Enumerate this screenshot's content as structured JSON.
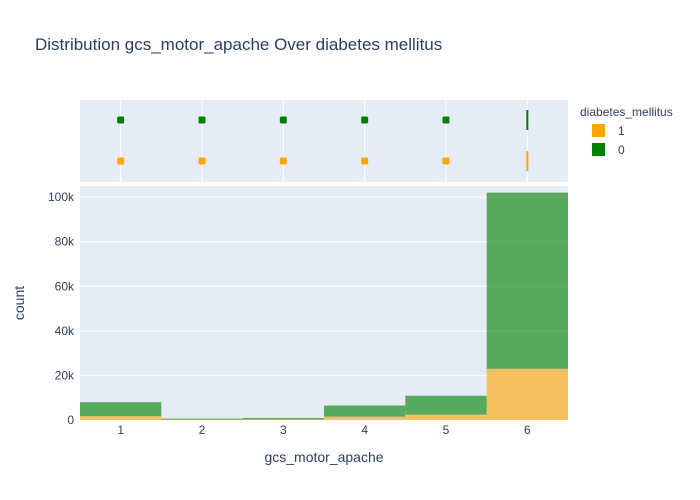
{
  "chart_data": {
    "type": "bar",
    "barmode": "stack",
    "title": "Distribution gcs_motor_apache Over diabetes mellitus",
    "xlabel": "gcs_motor_apache",
    "ylabel": "count",
    "categories": [
      "1",
      "2",
      "3",
      "4",
      "5",
      "6"
    ],
    "ylim": [
      0,
      105000
    ],
    "yticks": [
      0,
      20000,
      40000,
      60000,
      80000,
      100000
    ],
    "ytick_labels": [
      "0",
      "20k",
      "40k",
      "60k",
      "80k",
      "100k"
    ],
    "grid": true,
    "legend_title": "diabetes_mellitus",
    "legend_position": "top-right",
    "series": [
      {
        "name": "1",
        "color": "#FFA500",
        "values": [
          1700,
          150,
          250,
          1500,
          2400,
          23000
        ]
      },
      {
        "name": "0",
        "color": "#008000",
        "values": [
          6300,
          450,
          650,
          5000,
          8500,
          79000
        ]
      }
    ],
    "marginal_rug": {
      "series_order_top_to_bottom": [
        "0",
        "1"
      ],
      "x_values": [
        1,
        2,
        3,
        4,
        5,
        6
      ],
      "last_category_style": "line"
    }
  }
}
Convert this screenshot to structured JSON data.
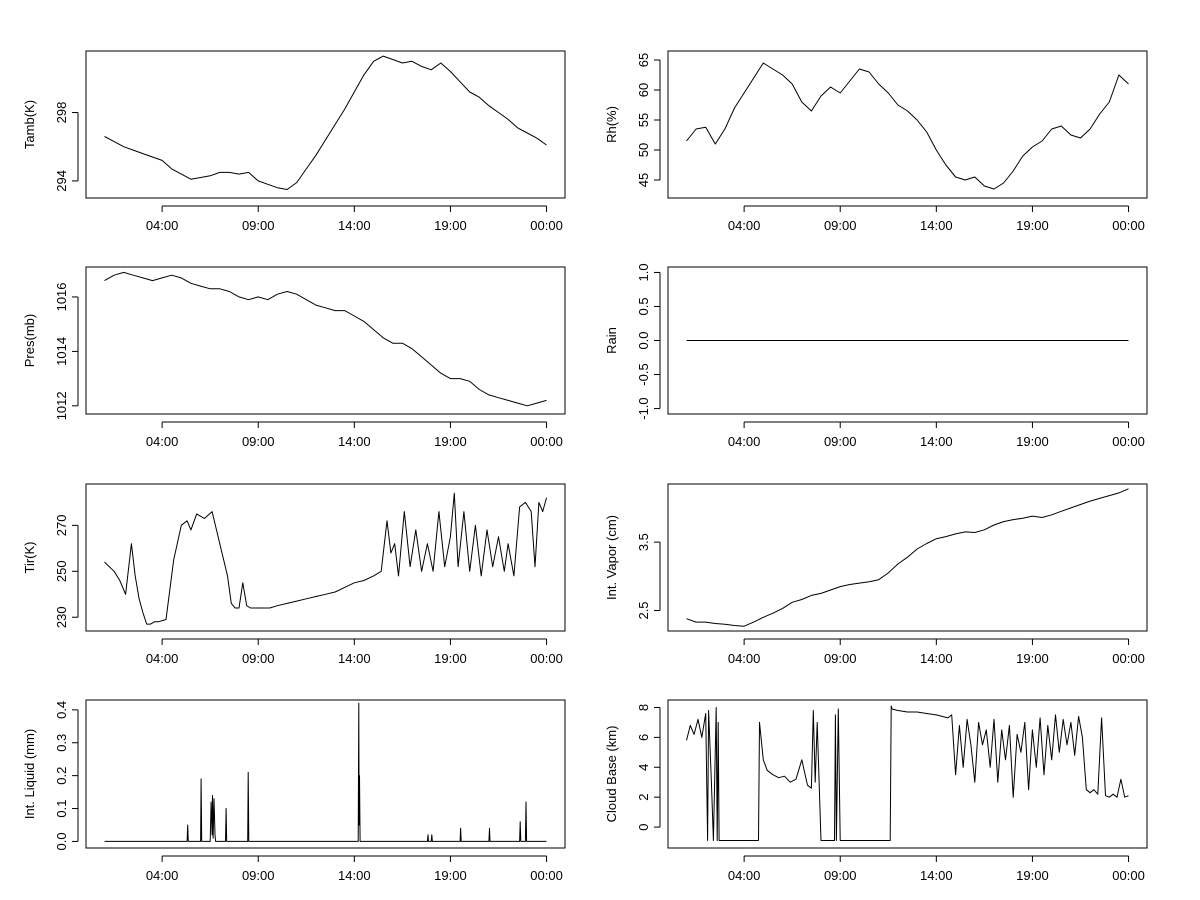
{
  "chart_data": [
    {
      "type": "line",
      "ylabel": "Tamb(K)",
      "xlabel": "",
      "x_ticks": [
        "04:00",
        "09:00",
        "14:00",
        "19:00",
        "00:00"
      ],
      "y_ticks": [
        294,
        298
      ],
      "ylim": [
        293.0,
        301.6
      ],
      "series": [
        {
          "x": [
            1.0,
            1.5,
            2.0,
            2.5,
            3.0,
            3.5,
            4.0,
            4.5,
            5.0,
            5.5,
            6.0,
            6.5,
            7.0,
            7.5,
            8.0,
            8.5,
            9.0,
            9.5,
            10.0,
            10.5,
            11.0,
            11.5,
            12.0,
            12.5,
            13.0,
            13.5,
            14.0,
            14.5,
            15.0,
            15.5,
            16.0,
            16.5,
            17.0,
            17.5,
            18.0,
            18.5,
            19.0,
            19.5,
            20.0,
            20.5,
            21.0,
            21.5,
            22.0,
            22.5,
            23.0,
            23.5,
            24.0
          ],
          "y": [
            296.6,
            296.3,
            296.0,
            295.8,
            295.6,
            295.4,
            295.2,
            294.7,
            294.4,
            294.1,
            294.2,
            294.3,
            294.5,
            294.5,
            294.4,
            294.5,
            294.0,
            293.8,
            293.6,
            293.5,
            293.9,
            294.7,
            295.5,
            296.4,
            297.3,
            298.2,
            299.2,
            300.2,
            301.0,
            301.3,
            301.1,
            300.9,
            301.0,
            300.7,
            300.5,
            300.9,
            300.4,
            299.8,
            299.2,
            298.9,
            298.4,
            298.0,
            297.6,
            297.1,
            296.8,
            296.5,
            296.1
          ]
        }
      ]
    },
    {
      "type": "line",
      "ylabel": "Rh(%)",
      "xlabel": "",
      "x_ticks": [
        "04:00",
        "09:00",
        "14:00",
        "19:00",
        "00:00"
      ],
      "y_ticks": [
        45,
        50,
        55,
        60,
        65
      ],
      "ylim": [
        42.0,
        66.5
      ],
      "series": [
        {
          "x": [
            1.0,
            1.5,
            2.0,
            2.5,
            3.0,
            3.5,
            4.0,
            4.5,
            5.0,
            5.5,
            6.0,
            6.5,
            7.0,
            7.5,
            8.0,
            8.5,
            9.0,
            9.5,
            10.0,
            10.5,
            11.0,
            11.5,
            12.0,
            12.5,
            13.0,
            13.5,
            14.0,
            14.5,
            15.0,
            15.5,
            16.0,
            16.5,
            17.0,
            17.5,
            18.0,
            18.5,
            19.0,
            19.5,
            20.0,
            20.5,
            21.0,
            21.5,
            22.0,
            22.5,
            23.0,
            23.5,
            24.0
          ],
          "y": [
            51.5,
            53.5,
            53.8,
            51.0,
            53.5,
            57.0,
            59.5,
            62.0,
            64.5,
            63.5,
            62.5,
            61.0,
            58.0,
            56.5,
            59.0,
            60.5,
            59.5,
            61.5,
            63.5,
            63.0,
            61.0,
            59.5,
            57.5,
            56.5,
            55.0,
            53.0,
            50.0,
            47.5,
            45.5,
            45.0,
            45.5,
            44.0,
            43.5,
            44.5,
            46.5,
            49.0,
            50.5,
            51.5,
            53.5,
            54.0,
            52.5,
            52.0,
            53.5,
            56.0,
            58.0,
            62.5,
            61.0
          ]
        }
      ]
    },
    {
      "type": "line",
      "ylabel": "Pres(mb)",
      "xlabel": "",
      "x_ticks": [
        "04:00",
        "09:00",
        "14:00",
        "19:00",
        "00:00"
      ],
      "y_ticks": [
        1012,
        1014,
        1016
      ],
      "ylim": [
        1011.7,
        1017.1
      ],
      "series": [
        {
          "x": [
            1.0,
            1.5,
            2.0,
            2.5,
            3.0,
            3.5,
            4.0,
            4.5,
            5.0,
            5.5,
            6.0,
            6.5,
            7.0,
            7.5,
            8.0,
            8.5,
            9.0,
            9.5,
            10.0,
            10.5,
            11.0,
            11.5,
            12.0,
            12.5,
            13.0,
            13.5,
            14.0,
            14.5,
            15.0,
            15.5,
            16.0,
            16.5,
            17.0,
            17.5,
            18.0,
            18.5,
            19.0,
            19.5,
            20.0,
            20.5,
            21.0,
            21.5,
            22.0,
            22.5,
            23.0,
            23.5,
            24.0
          ],
          "y": [
            1016.6,
            1016.8,
            1016.9,
            1016.8,
            1016.7,
            1016.6,
            1016.7,
            1016.8,
            1016.7,
            1016.5,
            1016.4,
            1016.3,
            1016.3,
            1016.2,
            1016.0,
            1015.9,
            1016.0,
            1015.9,
            1016.1,
            1016.2,
            1016.1,
            1015.9,
            1015.7,
            1015.6,
            1015.5,
            1015.5,
            1015.3,
            1015.1,
            1014.8,
            1014.5,
            1014.3,
            1014.3,
            1014.1,
            1013.8,
            1013.5,
            1013.2,
            1013.0,
            1013.0,
            1012.9,
            1012.6,
            1012.4,
            1012.3,
            1012.2,
            1012.1,
            1012.0,
            1012.1,
            1012.2
          ]
        }
      ]
    },
    {
      "type": "line",
      "ylabel": "Rain",
      "xlabel": "",
      "x_ticks": [
        "04:00",
        "09:00",
        "14:00",
        "19:00",
        "00:00"
      ],
      "y_ticks": [
        "-1.0",
        "-0.5",
        "0.0",
        "0.5",
        "1.0"
      ],
      "ylim": [
        -1.08,
        1.08
      ],
      "series": [
        {
          "x": [
            1.0,
            24.0
          ],
          "y": [
            0.0,
            0.0
          ]
        }
      ]
    },
    {
      "type": "line",
      "ylabel": "Tir(K)",
      "xlabel": "",
      "x_ticks": [
        "04:00",
        "09:00",
        "14:00",
        "19:00",
        "00:00"
      ],
      "y_ticks": [
        230,
        250,
        270
      ],
      "ylim": [
        224.0,
        288.0
      ],
      "series": [
        {
          "x": [
            1.0,
            1.5,
            1.8,
            2.1,
            2.4,
            2.6,
            2.8,
            3.0,
            3.2,
            3.4,
            3.6,
            3.8,
            4.2,
            4.6,
            5.0,
            5.3,
            5.5,
            5.8,
            6.2,
            6.6,
            7.0,
            7.4,
            7.6,
            7.8,
            8.0,
            8.2,
            8.4,
            8.6,
            8.8,
            9.0,
            9.6,
            10.0,
            10.5,
            11.0,
            11.5,
            12.0,
            12.5,
            13.0,
            13.5,
            14.0,
            14.5,
            15.0,
            15.4,
            15.7,
            15.9,
            16.1,
            16.3,
            16.6,
            16.9,
            17.2,
            17.5,
            17.8,
            18.1,
            18.4,
            18.7,
            19.0,
            19.2,
            19.4,
            19.7,
            20.0,
            20.3,
            20.6,
            20.9,
            21.2,
            21.5,
            21.8,
            22.0,
            22.3,
            22.6,
            22.9,
            23.2,
            23.4,
            23.6,
            23.8,
            24.0
          ],
          "y": [
            254,
            250,
            246,
            240,
            262,
            248,
            238,
            232,
            227,
            227,
            228,
            228,
            229,
            255,
            270,
            272,
            268,
            275,
            273,
            276,
            262,
            248,
            236,
            234,
            234,
            245,
            235,
            234,
            234,
            234,
            234,
            235,
            236,
            237,
            238,
            239,
            240,
            241,
            243,
            245,
            246,
            248,
            250,
            272,
            258,
            262,
            248,
            276,
            252,
            268,
            250,
            262,
            250,
            276,
            252,
            265,
            284,
            252,
            276,
            250,
            270,
            248,
            268,
            252,
            265,
            250,
            262,
            248,
            278,
            280,
            276,
            252,
            280,
            276,
            282
          ]
        }
      ]
    },
    {
      "type": "line",
      "ylabel": "Int. Vapor (cm)",
      "xlabel": "",
      "x_ticks": [
        "04:00",
        "09:00",
        "14:00",
        "19:00",
        "00:00"
      ],
      "y_ticks": [
        2.5,
        3.5
      ],
      "ylim": [
        2.2,
        4.35
      ],
      "series": [
        {
          "x": [
            1.0,
            1.5,
            2.0,
            2.5,
            3.0,
            3.5,
            4.0,
            4.5,
            5.0,
            5.5,
            6.0,
            6.5,
            7.0,
            7.5,
            8.0,
            8.5,
            9.0,
            9.5,
            10.0,
            10.5,
            11.0,
            11.5,
            12.0,
            12.5,
            13.0,
            13.5,
            14.0,
            14.5,
            15.0,
            15.5,
            16.0,
            16.5,
            17.0,
            17.5,
            18.0,
            18.5,
            19.0,
            19.5,
            20.0,
            20.5,
            21.0,
            21.5,
            22.0,
            22.5,
            23.0,
            23.5,
            24.0
          ],
          "y": [
            2.38,
            2.33,
            2.33,
            2.31,
            2.3,
            2.28,
            2.27,
            2.33,
            2.4,
            2.46,
            2.53,
            2.62,
            2.66,
            2.72,
            2.75,
            2.8,
            2.85,
            2.88,
            2.9,
            2.92,
            2.95,
            3.05,
            3.18,
            3.28,
            3.4,
            3.48,
            3.55,
            3.58,
            3.62,
            3.65,
            3.64,
            3.68,
            3.75,
            3.8,
            3.83,
            3.85,
            3.88,
            3.86,
            3.9,
            3.95,
            4.0,
            4.05,
            4.1,
            4.14,
            4.18,
            4.22,
            4.28
          ]
        }
      ]
    },
    {
      "type": "line",
      "ylabel": "Int. Liquid (mm)",
      "xlabel": "",
      "x_ticks": [
        "04:00",
        "09:00",
        "14:00",
        "19:00",
        "00:00"
      ],
      "y_ticks": [
        "0.0",
        "0.1",
        "0.2",
        "0.3",
        "0.4"
      ],
      "ylim": [
        -0.02,
        0.43
      ],
      "series": [
        {
          "x": [
            1.0,
            5.3,
            5.33,
            5.36,
            6.0,
            6.03,
            6.06,
            6.5,
            6.55,
            6.6,
            6.62,
            6.65,
            6.7,
            6.75,
            6.78,
            7.3,
            7.33,
            7.36,
            8.45,
            8.48,
            8.51,
            14.2,
            14.23,
            14.25,
            14.27,
            14.3,
            17.8,
            17.83,
            17.86,
            18.0,
            18.03,
            18.06,
            19.5,
            19.53,
            19.56,
            21.0,
            21.03,
            21.06,
            22.6,
            22.63,
            22.66,
            22.9,
            22.93,
            22.96,
            24.0
          ],
          "y": [
            0.0,
            0.0,
            0.05,
            0.0,
            0.0,
            0.19,
            0.0,
            0.0,
            0.12,
            0.02,
            0.14,
            0.01,
            0.13,
            0.02,
            0.0,
            0.0,
            0.1,
            0.0,
            0.0,
            0.21,
            0.0,
            0.0,
            0.42,
            0.05,
            0.2,
            0.0,
            0.0,
            0.02,
            0.0,
            0.0,
            0.02,
            0.0,
            0.0,
            0.04,
            0.0,
            0.0,
            0.04,
            0.0,
            0.0,
            0.06,
            0.0,
            0.0,
            0.12,
            0.0,
            0.0
          ]
        }
      ]
    },
    {
      "type": "line",
      "ylabel": "Cloud Base (km)",
      "xlabel": "",
      "x_ticks": [
        "04:00",
        "09:00",
        "14:00",
        "19:00",
        "00:00"
      ],
      "y_ticks": [
        0,
        2,
        4,
        6,
        8
      ],
      "ylim": [
        -1.4,
        8.5
      ],
      "series": [
        {
          "x": [
            1.0,
            1.2,
            1.4,
            1.6,
            1.8,
            2.0,
            2.1,
            2.15,
            2.3,
            2.4,
            2.55,
            2.6,
            2.65,
            2.7,
            2.75,
            2.8,
            3.0,
            3.5,
            4.0,
            4.5,
            4.75,
            4.8,
            5.0,
            5.2,
            5.5,
            5.8,
            6.1,
            6.4,
            6.7,
            7.0,
            7.3,
            7.5,
            7.6,
            7.7,
            7.8,
            8.0,
            8.05,
            8.2,
            8.5,
            8.7,
            8.75,
            8.8,
            8.9,
            9.0,
            10.0,
            11.0,
            11.6,
            11.65,
            11.7,
            12.0,
            12.5,
            13.0,
            13.5,
            14.0,
            14.3,
            14.6,
            14.8,
            15.0,
            15.2,
            15.4,
            15.6,
            15.8,
            16.0,
            16.2,
            16.4,
            16.6,
            16.8,
            17.0,
            17.2,
            17.4,
            17.6,
            17.8,
            18.0,
            18.2,
            18.4,
            18.6,
            18.8,
            19.0,
            19.2,
            19.4,
            19.6,
            19.8,
            20.0,
            20.2,
            20.4,
            20.6,
            20.8,
            21.0,
            21.2,
            21.4,
            21.6,
            21.8,
            22.0,
            22.2,
            22.4,
            22.6,
            22.8,
            23.0,
            23.2,
            23.4,
            23.6,
            23.8,
            24.0
          ],
          "y": [
            5.8,
            6.8,
            6.2,
            7.2,
            6.0,
            7.6,
            -0.9,
            7.8,
            3.0,
            -0.9,
            8.0,
            -0.9,
            7.0,
            -0.9,
            -0.9,
            -0.9,
            -0.9,
            -0.9,
            -0.9,
            -0.9,
            -0.9,
            7.0,
            4.5,
            3.8,
            3.5,
            3.3,
            3.4,
            3.0,
            3.2,
            4.5,
            2.8,
            2.6,
            7.8,
            3.0,
            7.0,
            -0.9,
            -0.9,
            -0.9,
            -0.9,
            -0.9,
            7.5,
            -0.9,
            7.9,
            -0.9,
            -0.9,
            -0.9,
            -0.9,
            8.1,
            7.9,
            7.8,
            7.7,
            7.7,
            7.6,
            7.5,
            7.4,
            7.3,
            7.5,
            3.5,
            6.8,
            4.0,
            7.2,
            5.5,
            3.0,
            7.0,
            5.5,
            6.5,
            4.0,
            7.2,
            3.0,
            6.5,
            4.5,
            6.8,
            2.0,
            6.2,
            5.0,
            7.0,
            2.5,
            6.5,
            4.0,
            7.3,
            3.5,
            6.8,
            4.5,
            7.5,
            5.0,
            7.2,
            5.5,
            7.0,
            4.8,
            7.4,
            6.0,
            2.5,
            2.3,
            2.5,
            2.2,
            7.3,
            2.1,
            2.0,
            2.2,
            2.0,
            3.2,
            2.0,
            2.1
          ]
        }
      ]
    }
  ]
}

_ _ _ _ _ _ _

## Task prompt:
Select every line in the material above where the string "JSON" occurs, and copy it.

## Written solution:
Enumerate this screenshot's content as structured JSON.
Convert this screenshot to structured JSON data.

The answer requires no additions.